== Provided material
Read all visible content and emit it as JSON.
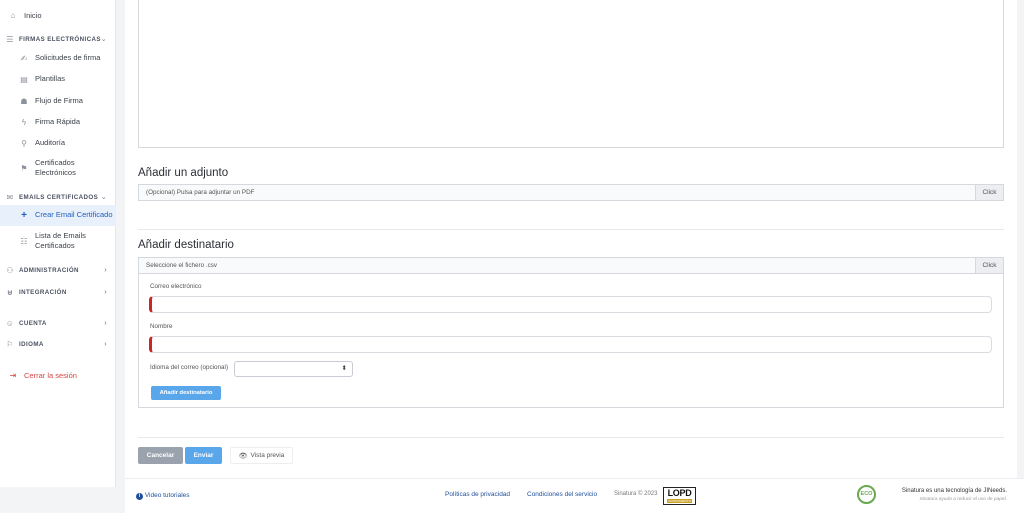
{
  "sidebar": {
    "home": "Inicio",
    "firmas_header": "FIRMAS ELECTRÓNICAS",
    "firmas_items": [
      "Solicitudes de firma",
      "Plantillas",
      "Flujo de Firma",
      "Firma Rápida",
      "Auditoría"
    ],
    "certificados_1": "Certificados",
    "certificados_2": "Electrónicos",
    "emails_header": "EMAILS CERTIFICADOS",
    "crear_email": "Crear Email Certificado",
    "lista_1": "Lista de Emails",
    "lista_2": "Certificados",
    "administracion": "ADMINISTRACIÓN",
    "integracion": "INTEGRACIÓN",
    "cuenta": "CUENTA",
    "idioma": "IDIOMA",
    "logout": "Cerrar la sesión"
  },
  "attachment": {
    "title": "Añadir un adjunto",
    "placeholder": "(Opcional) Pulsa para adjuntar un PDF",
    "button": "Click"
  },
  "recipient": {
    "title": "Añadir destinatario",
    "file_placeholder": "Seleccione el fichero .csv",
    "file_button": "Click",
    "email_label": "Correo electrónico",
    "name_label": "Nombre",
    "language_label": "Idioma del correo (opcional)",
    "add_button": "Añadir destinatario"
  },
  "actions": {
    "cancel": "Cancelar",
    "send": "Enviar",
    "preview": "Vista previa"
  },
  "footer": {
    "tutorials": "Video tutoriales",
    "privacy": "Políticas de privacidad",
    "terms": "Condiciones del servicio",
    "copyright": "Sinatura © 2023",
    "lopd_logo": "LOPD",
    "lopd_sub": "CUMPLIMIENTO",
    "eco_logo": "ECO",
    "tagline_1": "Sinatura es una tecnología de JINeeds.",
    "tagline_2": "Sinatura ayuda a reducir el uso de papel."
  },
  "colors": {
    "primary": "#5aa6ea",
    "active_bg": "#e8f0fb",
    "required": "#c62828",
    "cancel": "#9aa3ad",
    "link": "#1f4f9c"
  }
}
====
#### What to do
Write out each line of the data exactly; the images should be left out.

#### Task output
Read all visible content and emit it as JSON.
{
  "sidebar": {
    "home": "Inicio",
    "firmas_header": "FIRMAS ELECTRÓNICAS",
    "firmas_items": [
      "Solicitudes de firma",
      "Plantillas",
      "Flujo de Firma",
      "Firma Rápida",
      "Auditoría"
    ],
    "certificados_1": "Certificados",
    "certificados_2": "Electrónicos",
    "emails_header": "EMAILS CERTIFICADOS",
    "crear_email": "Crear Email Certificado",
    "lista_1": "Lista de Emails",
    "lista_2": "Certificados",
    "administracion": "ADMINISTRACIÓN",
    "integracion": "INTEGRACIÓN",
    "cuenta": "CUENTA",
    "idioma": "IDIOMA",
    "logout": "Cerrar la sesión"
  },
  "attachment": {
    "title": "Añadir un adjunto",
    "placeholder": "(Opcional) Pulsa para adjuntar un PDF",
    "button": "Click"
  },
  "recipient": {
    "title": "Añadir destinatario",
    "file_placeholder": "Seleccione el fichero .csv",
    "file_button": "Click",
    "email_label": "Correo electrónico",
    "name_label": "Nombre",
    "language_label": "Idioma del correo (opcional)",
    "add_button": "Añadir destinatario"
  },
  "actions": {
    "cancel": "Cancelar",
    "send": "Enviar",
    "preview": "Vista previa"
  },
  "footer": {
    "tutorials": "Video tutoriales",
    "privacy": "Políticas de privacidad",
    "terms": "Condiciones del servicio",
    "copyright": "Sinatura © 2023",
    "lopd_logo": "LOPD",
    "lopd_sub": "CUMPLIMIENTO",
    "eco_logo": "ECO",
    "tagline_1": "Sinatura es una tecnología de JINeeds.",
    "tagline_2": "Sinatura ayuda a reducir el uso de papel."
  },
  "colors": {
    "primary": "#5aa6ea",
    "active_bg": "#e8f0fb",
    "required": "#c62828",
    "cancel": "#9aa3ad",
    "link": "#1f4f9c"
  }
}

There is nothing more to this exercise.